--- Given information ---

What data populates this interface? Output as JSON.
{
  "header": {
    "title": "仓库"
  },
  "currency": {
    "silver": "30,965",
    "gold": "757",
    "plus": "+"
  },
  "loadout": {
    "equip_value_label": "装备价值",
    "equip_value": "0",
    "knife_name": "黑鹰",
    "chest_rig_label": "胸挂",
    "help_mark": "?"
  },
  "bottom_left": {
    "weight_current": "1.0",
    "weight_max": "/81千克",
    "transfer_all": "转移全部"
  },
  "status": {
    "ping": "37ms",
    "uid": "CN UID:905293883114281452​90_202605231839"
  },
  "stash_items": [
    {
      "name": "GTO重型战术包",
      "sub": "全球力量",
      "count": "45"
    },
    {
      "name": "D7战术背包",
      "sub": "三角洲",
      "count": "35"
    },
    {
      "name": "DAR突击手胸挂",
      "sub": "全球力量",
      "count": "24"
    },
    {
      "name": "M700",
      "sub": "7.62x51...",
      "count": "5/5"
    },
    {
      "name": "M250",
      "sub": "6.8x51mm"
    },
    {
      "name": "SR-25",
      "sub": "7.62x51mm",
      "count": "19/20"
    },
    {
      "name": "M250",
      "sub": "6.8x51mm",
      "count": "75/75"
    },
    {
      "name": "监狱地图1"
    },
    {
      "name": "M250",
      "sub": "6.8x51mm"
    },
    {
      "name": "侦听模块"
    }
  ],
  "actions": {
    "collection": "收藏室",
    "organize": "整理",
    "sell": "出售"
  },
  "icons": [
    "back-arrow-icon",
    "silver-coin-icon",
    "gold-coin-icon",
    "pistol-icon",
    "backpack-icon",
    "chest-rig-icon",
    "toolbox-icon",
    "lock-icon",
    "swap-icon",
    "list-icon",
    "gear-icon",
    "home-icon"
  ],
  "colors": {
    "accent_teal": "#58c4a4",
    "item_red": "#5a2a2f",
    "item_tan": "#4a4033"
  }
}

---

- Written task:
Extract every record. Keep wording exact.

- Full answer:
What data populates this interface? Output as JSON.
{
  "header": {
    "title": "仓库"
  },
  "currency": {
    "silver": "30,965",
    "gold": "757",
    "plus": "+"
  },
  "loadout": {
    "equip_value_label": "装备价值",
    "equip_value": "0",
    "knife_name": "黑鹰",
    "chest_rig_label": "胸挂",
    "help_mark": "?"
  },
  "bottom_left": {
    "weight_current": "1.0",
    "weight_max": "/81千克",
    "transfer_all": "转移全部"
  },
  "status": {
    "ping": "37ms",
    "uid": "CN UID:905293883114281452​90_202605231839"
  },
  "stash_items": [
    {
      "name": "GTO重型战术包",
      "sub": "全球力量",
      "count": "45"
    },
    {
      "name": "D7战术背包",
      "sub": "三角洲",
      "count": "35"
    },
    {
      "name": "DAR突击手胸挂",
      "sub": "全球力量",
      "count": "24"
    },
    {
      "name": "M700",
      "sub": "7.62x51...",
      "count": "5/5"
    },
    {
      "name": "M250",
      "sub": "6.8x51mm"
    },
    {
      "name": "SR-25",
      "sub": "7.62x51mm",
      "count": "19/20"
    },
    {
      "name": "M250",
      "sub": "6.8x51mm",
      "count": "75/75"
    },
    {
      "name": "监狱地图1"
    },
    {
      "name": "M250",
      "sub": "6.8x51mm"
    },
    {
      "name": "侦听模块"
    }
  ],
  "actions": {
    "collection": "收藏室",
    "organize": "整理",
    "sell": "出售"
  },
  "icons": [
    "back-arrow-icon",
    "silver-coin-icon",
    "gold-coin-icon",
    "pistol-icon",
    "backpack-icon",
    "chest-rig-icon",
    "toolbox-icon",
    "lock-icon",
    "swap-icon",
    "list-icon",
    "gear-icon",
    "home-icon"
  ],
  "colors": {
    "accent_teal": "#58c4a4",
    "item_red": "#5a2a2f",
    "item_tan": "#4a4033"
  }
}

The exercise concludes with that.